====== Document passage

Detection of abnormalities in B‐cell differentiation pattern is a useful tool to predict relapse in precursor‐B‐ALL

Abstract

Immunophenotypic investigation of minimal residual disease (MRD) has traditionally been based on the investigation of phenotypic aberrants at diagnosis to be used later as a target for MRD detection. This approach has several shortcomings (it is only applicable to patients with aberrant phenotypes, requires a diagnostic sample, and is patient‐specific) and therefore a search for simpler alternatives is warranted. The present study is based on the hypothesis that in precursor‐B‐ALL patients the persistence of residual leukaemic cells may induce abnormalities in the precursor‐B‐cell compartment in bone marrow (BM) and these could be used as a criteria to predict relapse. These abnormalities may include: (1) the presence of an increase in the frequencies of immature B cells (CD34⁺/CD19⁺ or CD20⁻/CD19⁺) or (2) the existence of an altered B‐cell differentiation pathway due to a blockade or to the presence of B cells outside the normal pathway. A total of 180 BM samples from 45 consecutive precursor‐B‐ALL patients who achieved morphological complete remission (CR) were analysed by multiparametric flow cytometry. Our results show that a significant increase in immature B‐cell subsets or an altered B‐cell differentiation predicts a high relapse rate (P < 0.01) and a shorter disease‐free survival (P < 0.01). Moreover, abnormalities in either of these two criteria detected at specific time points during follow‐up (end of induction, maintenance, or after treatment) were associated with a significantly shorter disease‐free survival (P < 0.01). In summary, the investigation of abnormalities in B‐cell differentiation is a relatively simple and cheap approach for predicting relapse in precursor‐B‐ALL patients.

============

Using the abstract on B-cell differentiation in precursor-B-ALL, answer briefly:
(a) What three shortcomings of the traditional approach to MRD detection does it list?
(b) How many bone marrow samples were analyzed, and from how many patients?
(c) At which follow-up time points were the abnormalities linked to shorter disease-free survival?

====== Stored data

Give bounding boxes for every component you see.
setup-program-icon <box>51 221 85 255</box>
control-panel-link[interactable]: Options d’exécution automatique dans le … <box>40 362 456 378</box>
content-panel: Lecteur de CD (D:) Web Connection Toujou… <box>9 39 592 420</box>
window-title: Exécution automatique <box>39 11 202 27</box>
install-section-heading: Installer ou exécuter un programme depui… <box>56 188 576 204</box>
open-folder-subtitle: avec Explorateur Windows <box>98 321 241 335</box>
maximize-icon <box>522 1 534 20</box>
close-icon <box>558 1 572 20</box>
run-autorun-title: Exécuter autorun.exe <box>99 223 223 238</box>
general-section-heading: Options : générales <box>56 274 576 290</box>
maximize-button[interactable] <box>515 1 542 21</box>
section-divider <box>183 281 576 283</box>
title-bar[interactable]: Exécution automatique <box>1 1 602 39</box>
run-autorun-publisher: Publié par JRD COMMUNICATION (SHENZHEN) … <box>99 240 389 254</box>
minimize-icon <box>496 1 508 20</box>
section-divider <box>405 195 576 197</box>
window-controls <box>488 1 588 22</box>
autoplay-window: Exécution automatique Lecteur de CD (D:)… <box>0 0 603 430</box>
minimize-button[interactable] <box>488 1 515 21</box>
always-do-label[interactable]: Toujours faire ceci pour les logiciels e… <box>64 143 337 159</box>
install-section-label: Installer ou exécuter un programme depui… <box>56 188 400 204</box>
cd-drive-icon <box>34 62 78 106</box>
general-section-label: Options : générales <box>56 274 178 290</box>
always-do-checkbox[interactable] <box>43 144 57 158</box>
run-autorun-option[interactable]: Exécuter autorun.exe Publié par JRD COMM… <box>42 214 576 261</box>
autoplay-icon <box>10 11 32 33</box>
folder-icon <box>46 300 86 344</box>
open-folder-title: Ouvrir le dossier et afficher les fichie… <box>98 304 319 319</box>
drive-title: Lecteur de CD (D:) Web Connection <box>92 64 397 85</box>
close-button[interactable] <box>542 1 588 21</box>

============

#### Answer to this task:
(a) It applies only to patients with aberrant phenotypes, requires a diagnostic sample, and is patient-specific.
(b) 180 samples from 45 patients.
(c) End of induction, maintenance, and after treatment.